WHAT YOU HAVE TO DO
Retype all the entries word for word, but omit the pictures.

## Start DATASET ENTRIES

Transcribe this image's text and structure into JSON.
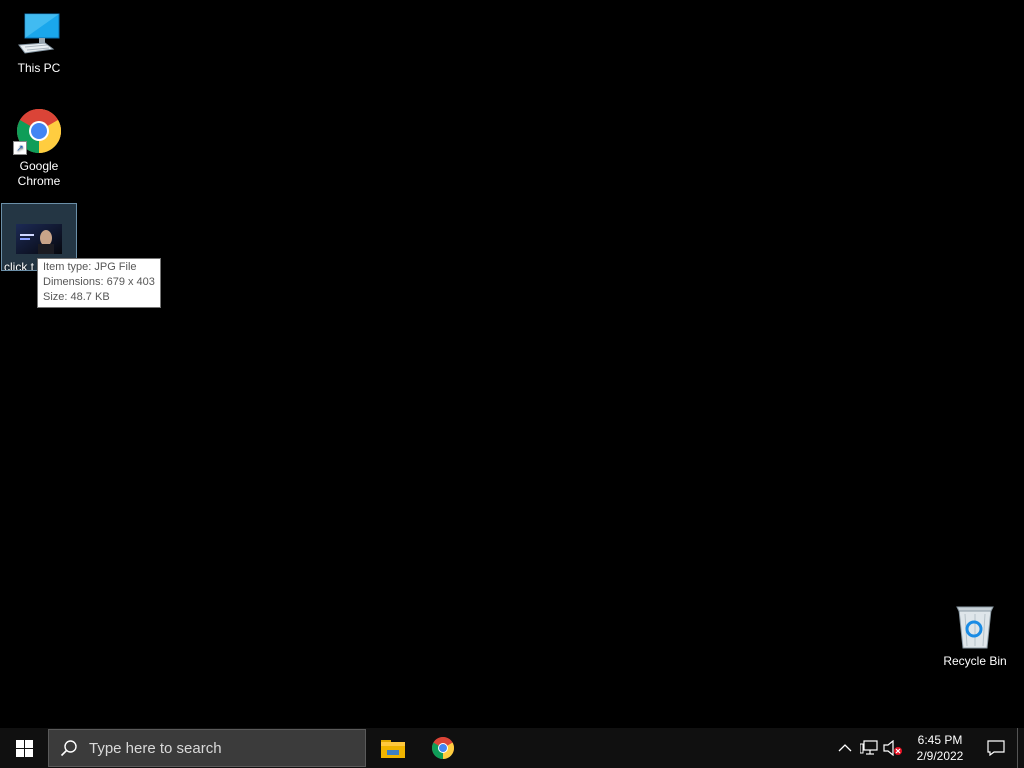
{
  "desktop": {
    "icons": [
      {
        "label": "This PC",
        "icon": "computer-icon"
      },
      {
        "label": "Google Chrome",
        "icon": "chrome-icon",
        "shortcut": true
      },
      {
        "label": "click t",
        "icon": "jpg-thumbnail-icon",
        "selected": true
      },
      {
        "label": "Recycle Bin",
        "icon": "recycle-bin-icon"
      }
    ]
  },
  "tooltip": {
    "lines": [
      "Item type: JPG File",
      "Dimensions: 679 x 403",
      "Size: 48.7 KB"
    ]
  },
  "taskbar": {
    "search_placeholder": "Type here to search",
    "pinned": [
      {
        "name": "File Explorer",
        "icon": "folder-icon"
      },
      {
        "name": "Google Chrome",
        "icon": "chrome-icon"
      }
    ],
    "tray": {
      "time": "6:45 PM",
      "date": "2/9/2022",
      "icons": [
        "chevron-up-icon",
        "network-icon",
        "volume-muted-icon",
        "notification-icon"
      ]
    }
  },
  "colors": {
    "desktop_bg": "#000000",
    "taskbar_bg": "#101010",
    "selection_border": "#6b8fa8",
    "accent_blue": "#1a8ce5"
  }
}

## End DATASET ENTRIES

SOLUTION
Transcribe this image's text and structure into JSON.
{
  "desktop": {
    "icons": [
      {
        "label": "This PC",
        "icon": "computer-icon"
      },
      {
        "label": "Google Chrome",
        "icon": "chrome-icon",
        "shortcut": true
      },
      {
        "label": "click t",
        "icon": "jpg-thumbnail-icon",
        "selected": true
      },
      {
        "label": "Recycle Bin",
        "icon": "recycle-bin-icon"
      }
    ]
  },
  "tooltip": {
    "lines": [
      "Item type: JPG File",
      "Dimensions: 679 x 403",
      "Size: 48.7 KB"
    ]
  },
  "taskbar": {
    "search_placeholder": "Type here to search",
    "pinned": [
      {
        "name": "File Explorer",
        "icon": "folder-icon"
      },
      {
        "name": "Google Chrome",
        "icon": "chrome-icon"
      }
    ],
    "tray": {
      "time": "6:45 PM",
      "date": "2/9/2022",
      "icons": [
        "chevron-up-icon",
        "network-icon",
        "volume-muted-icon",
        "notification-icon"
      ]
    }
  },
  "colors": {
    "desktop_bg": "#000000",
    "taskbar_bg": "#101010",
    "selection_border": "#6b8fa8",
    "accent_blue": "#1a8ce5"
  }
}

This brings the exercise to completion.